## INSTRUCTIONS TO FOLLOW
Your task is to transcribe all of the records exactly and leave out the pictures.
* BEGIN DATA FOR THIS EXERCISE *
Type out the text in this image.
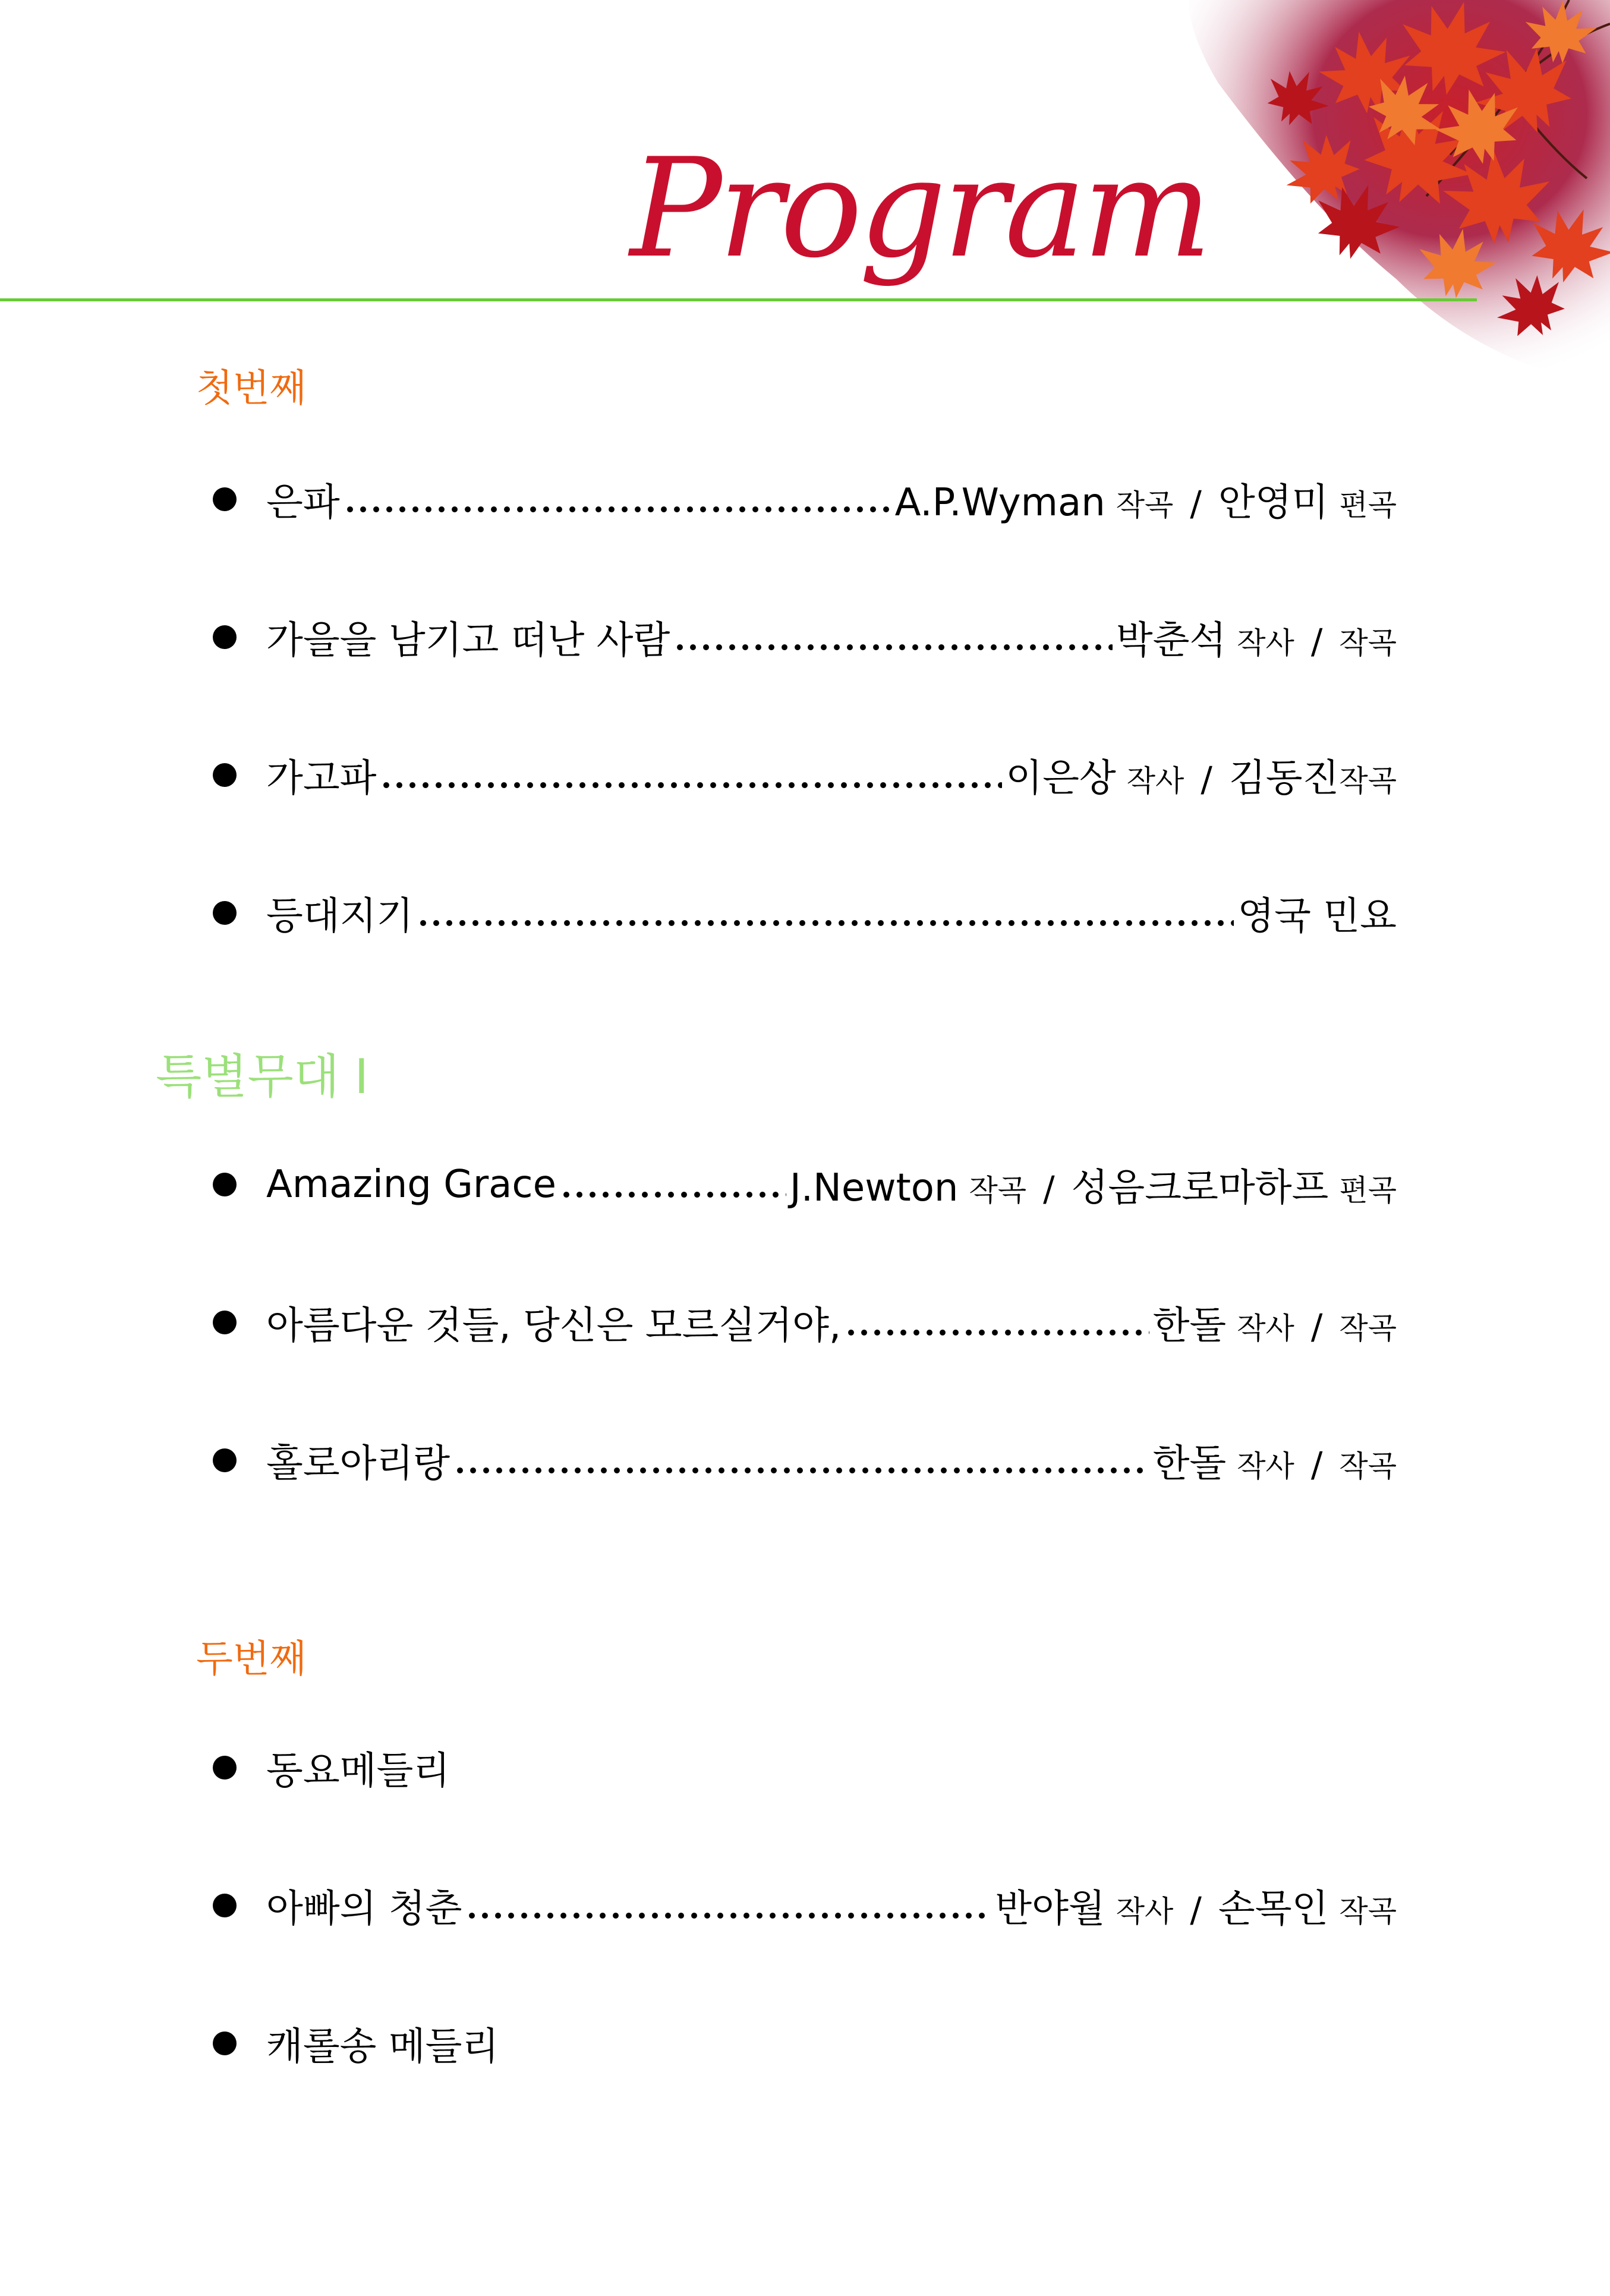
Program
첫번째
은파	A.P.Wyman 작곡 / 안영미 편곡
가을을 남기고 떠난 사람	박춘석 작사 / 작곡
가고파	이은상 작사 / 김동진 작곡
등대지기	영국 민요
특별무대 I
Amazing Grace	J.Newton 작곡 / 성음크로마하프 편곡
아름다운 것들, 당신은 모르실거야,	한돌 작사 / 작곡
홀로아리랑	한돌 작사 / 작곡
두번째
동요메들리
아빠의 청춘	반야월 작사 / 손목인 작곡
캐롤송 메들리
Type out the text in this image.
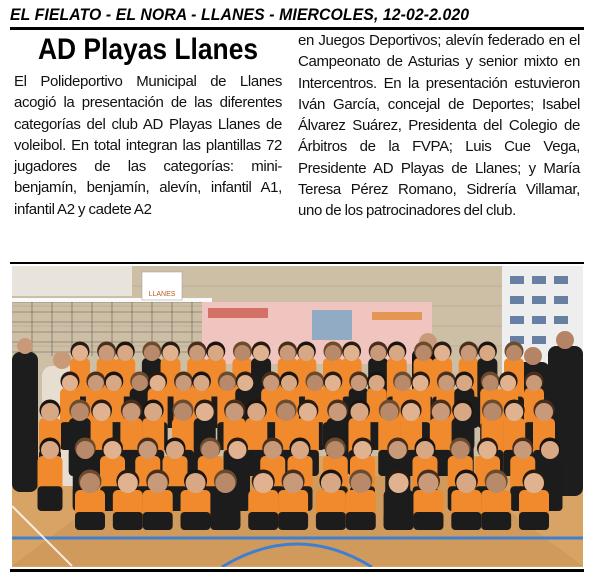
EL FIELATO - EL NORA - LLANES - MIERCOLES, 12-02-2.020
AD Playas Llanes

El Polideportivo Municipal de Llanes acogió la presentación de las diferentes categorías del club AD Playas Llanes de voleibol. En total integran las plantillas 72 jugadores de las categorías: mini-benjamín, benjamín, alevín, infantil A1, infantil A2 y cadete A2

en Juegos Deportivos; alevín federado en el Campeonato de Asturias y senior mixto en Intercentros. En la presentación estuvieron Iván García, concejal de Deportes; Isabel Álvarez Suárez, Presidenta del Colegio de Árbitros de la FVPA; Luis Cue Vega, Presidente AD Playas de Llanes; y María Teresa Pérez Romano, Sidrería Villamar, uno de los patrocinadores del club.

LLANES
* END DATA FOR THIS EXERCISE *
## PROBLEM SOLUTION
Type out the text in this image.
Program
첫번째
은파	A.P.Wyman 작곡 / 안영미 편곡
가을을 남기고 떠난 사람	박춘석 작사 / 작곡
가고파	이은상 작사 / 김동진 작곡
등대지기	영국 민요
특별무대 I
Amazing Grace	J.Newton 작곡 / 성음크로마하프 편곡
아름다운 것들, 당신은 모르실거야,	한돌 작사 / 작곡
홀로아리랑	한돌 작사 / 작곡
두번째
동요메들리
아빠의 청춘	반야월 작사 / 손목인 작곡
캐롤송 메들리
Type out the text in this image.
EL FIELATO - EL NORA - LLANES - MIERCOLES, 12-02-2.020
AD Playas Llanes

El Polideportivo Municipal de Llanes acogió la presentación de las diferentes categorías del club AD Playas Llanes de voleibol. En total integran las plantillas 72 jugadores de las categorías: mini-benjamín, benjamín, alevín, infantil A1, infantil A2 y cadete A2

en Juegos Deportivos; alevín federado en el Campeonato de Asturias y senior mixto en Intercentros. En la presentación estuvieron Iván García, concejal de Deportes; Isabel Álvarez Suárez, Presidenta del Colegio de Árbitros de la FVPA; Luis Cue Vega, Presidente AD Playas de Llanes; y María Teresa Pérez Romano, Sidrería Villamar, uno de los patrocinadores del club.

LLANES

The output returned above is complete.